>> begin Supplied records

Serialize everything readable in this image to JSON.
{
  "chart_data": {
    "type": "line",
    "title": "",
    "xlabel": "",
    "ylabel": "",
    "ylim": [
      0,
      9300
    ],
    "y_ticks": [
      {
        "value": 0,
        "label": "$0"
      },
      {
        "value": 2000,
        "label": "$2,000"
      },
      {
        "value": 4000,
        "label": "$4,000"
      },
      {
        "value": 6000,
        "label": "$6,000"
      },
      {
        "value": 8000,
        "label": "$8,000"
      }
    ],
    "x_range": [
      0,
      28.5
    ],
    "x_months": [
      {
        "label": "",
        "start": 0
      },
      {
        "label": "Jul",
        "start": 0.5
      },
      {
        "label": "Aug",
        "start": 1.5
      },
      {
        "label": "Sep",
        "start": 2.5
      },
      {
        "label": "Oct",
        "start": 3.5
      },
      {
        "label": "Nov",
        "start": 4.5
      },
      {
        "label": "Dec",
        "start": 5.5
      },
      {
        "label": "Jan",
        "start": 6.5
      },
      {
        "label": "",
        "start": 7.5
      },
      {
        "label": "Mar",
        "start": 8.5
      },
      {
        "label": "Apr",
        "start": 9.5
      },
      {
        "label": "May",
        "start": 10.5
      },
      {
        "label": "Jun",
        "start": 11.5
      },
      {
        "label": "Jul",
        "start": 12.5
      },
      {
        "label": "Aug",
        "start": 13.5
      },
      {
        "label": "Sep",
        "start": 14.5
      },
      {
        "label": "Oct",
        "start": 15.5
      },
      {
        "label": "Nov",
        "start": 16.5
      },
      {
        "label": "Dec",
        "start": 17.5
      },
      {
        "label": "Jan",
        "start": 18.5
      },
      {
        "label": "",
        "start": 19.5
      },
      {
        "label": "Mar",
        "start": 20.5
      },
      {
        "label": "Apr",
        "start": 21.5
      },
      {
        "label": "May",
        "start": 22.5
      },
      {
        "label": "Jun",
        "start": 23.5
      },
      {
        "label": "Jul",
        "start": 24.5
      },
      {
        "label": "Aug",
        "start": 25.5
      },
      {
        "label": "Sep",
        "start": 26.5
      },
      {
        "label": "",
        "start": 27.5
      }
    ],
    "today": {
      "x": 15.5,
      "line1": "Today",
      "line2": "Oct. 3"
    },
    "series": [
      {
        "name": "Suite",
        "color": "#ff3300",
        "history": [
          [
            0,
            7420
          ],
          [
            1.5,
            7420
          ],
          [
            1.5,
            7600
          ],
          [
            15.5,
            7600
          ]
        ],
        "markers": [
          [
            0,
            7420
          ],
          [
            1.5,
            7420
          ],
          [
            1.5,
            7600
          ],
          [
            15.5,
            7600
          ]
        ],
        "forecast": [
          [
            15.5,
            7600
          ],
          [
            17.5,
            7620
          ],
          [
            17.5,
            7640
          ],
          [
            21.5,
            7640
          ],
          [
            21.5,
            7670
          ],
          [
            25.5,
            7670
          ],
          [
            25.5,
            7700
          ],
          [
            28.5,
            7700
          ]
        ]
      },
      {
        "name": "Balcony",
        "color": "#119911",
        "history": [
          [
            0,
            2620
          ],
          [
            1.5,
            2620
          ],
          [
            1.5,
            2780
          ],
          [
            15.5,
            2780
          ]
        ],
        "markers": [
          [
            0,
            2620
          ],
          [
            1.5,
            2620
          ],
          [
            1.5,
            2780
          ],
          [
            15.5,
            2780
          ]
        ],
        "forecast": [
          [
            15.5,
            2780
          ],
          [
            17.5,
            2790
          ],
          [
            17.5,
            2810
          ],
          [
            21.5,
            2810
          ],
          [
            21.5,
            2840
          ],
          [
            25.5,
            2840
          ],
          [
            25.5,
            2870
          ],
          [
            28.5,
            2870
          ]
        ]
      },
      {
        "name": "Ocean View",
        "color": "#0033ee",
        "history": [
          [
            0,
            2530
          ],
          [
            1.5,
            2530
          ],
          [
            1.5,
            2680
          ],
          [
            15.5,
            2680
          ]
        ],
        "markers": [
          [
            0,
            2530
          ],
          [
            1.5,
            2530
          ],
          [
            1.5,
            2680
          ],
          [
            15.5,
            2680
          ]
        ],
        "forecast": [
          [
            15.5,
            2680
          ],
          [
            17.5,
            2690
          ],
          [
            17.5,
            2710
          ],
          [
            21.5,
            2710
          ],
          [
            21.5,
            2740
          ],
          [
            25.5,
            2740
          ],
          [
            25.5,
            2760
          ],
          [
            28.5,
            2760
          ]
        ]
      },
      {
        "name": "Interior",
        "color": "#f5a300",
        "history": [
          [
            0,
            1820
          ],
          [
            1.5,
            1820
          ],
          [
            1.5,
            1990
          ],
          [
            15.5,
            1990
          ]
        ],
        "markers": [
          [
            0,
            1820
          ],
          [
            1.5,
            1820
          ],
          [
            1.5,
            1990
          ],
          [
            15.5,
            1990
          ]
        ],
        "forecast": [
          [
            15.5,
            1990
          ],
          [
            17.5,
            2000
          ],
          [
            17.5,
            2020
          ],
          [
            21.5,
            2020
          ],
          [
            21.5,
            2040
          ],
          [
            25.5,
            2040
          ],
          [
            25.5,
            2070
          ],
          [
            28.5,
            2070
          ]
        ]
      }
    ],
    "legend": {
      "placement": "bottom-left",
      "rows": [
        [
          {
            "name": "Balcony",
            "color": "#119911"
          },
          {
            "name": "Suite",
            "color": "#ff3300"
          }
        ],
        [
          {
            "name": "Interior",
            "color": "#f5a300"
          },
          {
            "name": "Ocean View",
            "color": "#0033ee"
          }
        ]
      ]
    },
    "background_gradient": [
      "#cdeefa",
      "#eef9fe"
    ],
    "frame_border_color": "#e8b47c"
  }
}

>> end Supplied records

> Given request: Write out the data exactly as it stands.

> Solved exercise:
Serialize everything readable in this image to JSON.
{
  "chart_data": {
    "type": "line",
    "title": "",
    "xlabel": "",
    "ylabel": "",
    "ylim": [
      0,
      9300
    ],
    "y_ticks": [
      {
        "value": 0,
        "label": "$0"
      },
      {
        "value": 2000,
        "label": "$2,000"
      },
      {
        "value": 4000,
        "label": "$4,000"
      },
      {
        "value": 6000,
        "label": "$6,000"
      },
      {
        "value": 8000,
        "label": "$8,000"
      }
    ],
    "x_range": [
      0,
      28.5
    ],
    "x_months": [
      {
        "label": "",
        "start": 0
      },
      {
        "label": "Jul",
        "start": 0.5
      },
      {
        "label": "Aug",
        "start": 1.5
      },
      {
        "label": "Sep",
        "start": 2.5
      },
      {
        "label": "Oct",
        "start": 3.5
      },
      {
        "label": "Nov",
        "start": 4.5
      },
      {
        "label": "Dec",
        "start": 5.5
      },
      {
        "label": "Jan",
        "start": 6.5
      },
      {
        "label": "",
        "start": 7.5
      },
      {
        "label": "Mar",
        "start": 8.5
      },
      {
        "label": "Apr",
        "start": 9.5
      },
      {
        "label": "May",
        "start": 10.5
      },
      {
        "label": "Jun",
        "start": 11.5
      },
      {
        "label": "Jul",
        "start": 12.5
      },
      {
        "label": "Aug",
        "start": 13.5
      },
      {
        "label": "Sep",
        "start": 14.5
      },
      {
        "label": "Oct",
        "start": 15.5
      },
      {
        "label": "Nov",
        "start": 16.5
      },
      {
        "label": "Dec",
        "start": 17.5
      },
      {
        "label": "Jan",
        "start": 18.5
      },
      {
        "label": "",
        "start": 19.5
      },
      {
        "label": "Mar",
        "start": 20.5
      },
      {
        "label": "Apr",
        "start": 21.5
      },
      {
        "label": "May",
        "start": 22.5
      },
      {
        "label": "Jun",
        "start": 23.5
      },
      {
        "label": "Jul",
        "start": 24.5
      },
      {
        "label": "Aug",
        "start": 25.5
      },
      {
        "label": "Sep",
        "start": 26.5
      },
      {
        "label": "",
        "start": 27.5
      }
    ],
    "today": {
      "x": 15.5,
      "line1": "Today",
      "line2": "Oct. 3"
    },
    "series": [
      {
        "name": "Suite",
        "color": "#ff3300",
        "history": [
          [
            0,
            7420
          ],
          [
            1.5,
            7420
          ],
          [
            1.5,
            7600
          ],
          [
            15.5,
            7600
          ]
        ],
        "markers": [
          [
            0,
            7420
          ],
          [
            1.5,
            7420
          ],
          [
            1.5,
            7600
          ],
          [
            15.5,
            7600
          ]
        ],
        "forecast": [
          [
            15.5,
            7600
          ],
          [
            17.5,
            7620
          ],
          [
            17.5,
            7640
          ],
          [
            21.5,
            7640
          ],
          [
            21.5,
            7670
          ],
          [
            25.5,
            7670
          ],
          [
            25.5,
            7700
          ],
          [
            28.5,
            7700
          ]
        ]
      },
      {
        "name": "Balcony",
        "color": "#119911",
        "history": [
          [
            0,
            2620
          ],
          [
            1.5,
            2620
          ],
          [
            1.5,
            2780
          ],
          [
            15.5,
            2780
          ]
        ],
        "markers": [
          [
            0,
            2620
          ],
          [
            1.5,
            2620
          ],
          [
            1.5,
            2780
          ],
          [
            15.5,
            2780
          ]
        ],
        "forecast": [
          [
            15.5,
            2780
          ],
          [
            17.5,
            2790
          ],
          [
            17.5,
            2810
          ],
          [
            21.5,
            2810
          ],
          [
            21.5,
            2840
          ],
          [
            25.5,
            2840
          ],
          [
            25.5,
            2870
          ],
          [
            28.5,
            2870
          ]
        ]
      },
      {
        "name": "Ocean View",
        "color": "#0033ee",
        "history": [
          [
            0,
            2530
          ],
          [
            1.5,
            2530
          ],
          [
            1.5,
            2680
          ],
          [
            15.5,
            2680
          ]
        ],
        "markers": [
          [
            0,
            2530
          ],
          [
            1.5,
            2530
          ],
          [
            1.5,
            2680
          ],
          [
            15.5,
            2680
          ]
        ],
        "forecast": [
          [
            15.5,
            2680
          ],
          [
            17.5,
            2690
          ],
          [
            17.5,
            2710
          ],
          [
            21.5,
            2710
          ],
          [
            21.5,
            2740
          ],
          [
            25.5,
            2740
          ],
          [
            25.5,
            2760
          ],
          [
            28.5,
            2760
          ]
        ]
      },
      {
        "name": "Interior",
        "color": "#f5a300",
        "history": [
          [
            0,
            1820
          ],
          [
            1.5,
            1820
          ],
          [
            1.5,
            1990
          ],
          [
            15.5,
            1990
          ]
        ],
        "markers": [
          [
            0,
            1820
          ],
          [
            1.5,
            1820
          ],
          [
            1.5,
            1990
          ],
          [
            15.5,
            1990
          ]
        ],
        "forecast": [
          [
            15.5,
            1990
          ],
          [
            17.5,
            2000
          ],
          [
            17.5,
            2020
          ],
          [
            21.5,
            2020
          ],
          [
            21.5,
            2040
          ],
          [
            25.5,
            2040
          ],
          [
            25.5,
            2070
          ],
          [
            28.5,
            2070
          ]
        ]
      }
    ],
    "legend": {
      "placement": "bottom-left",
      "rows": [
        [
          {
            "name": "Balcony",
            "color": "#119911"
          },
          {
            "name": "Suite",
            "color": "#ff3300"
          }
        ],
        [
          {
            "name": "Interior",
            "color": "#f5a300"
          },
          {
            "name": "Ocean View",
            "color": "#0033ee"
          }
        ]
      ]
    },
    "background_gradient": [
      "#cdeefa",
      "#eef9fe"
    ],
    "frame_border_color": "#e8b47c"
  }
}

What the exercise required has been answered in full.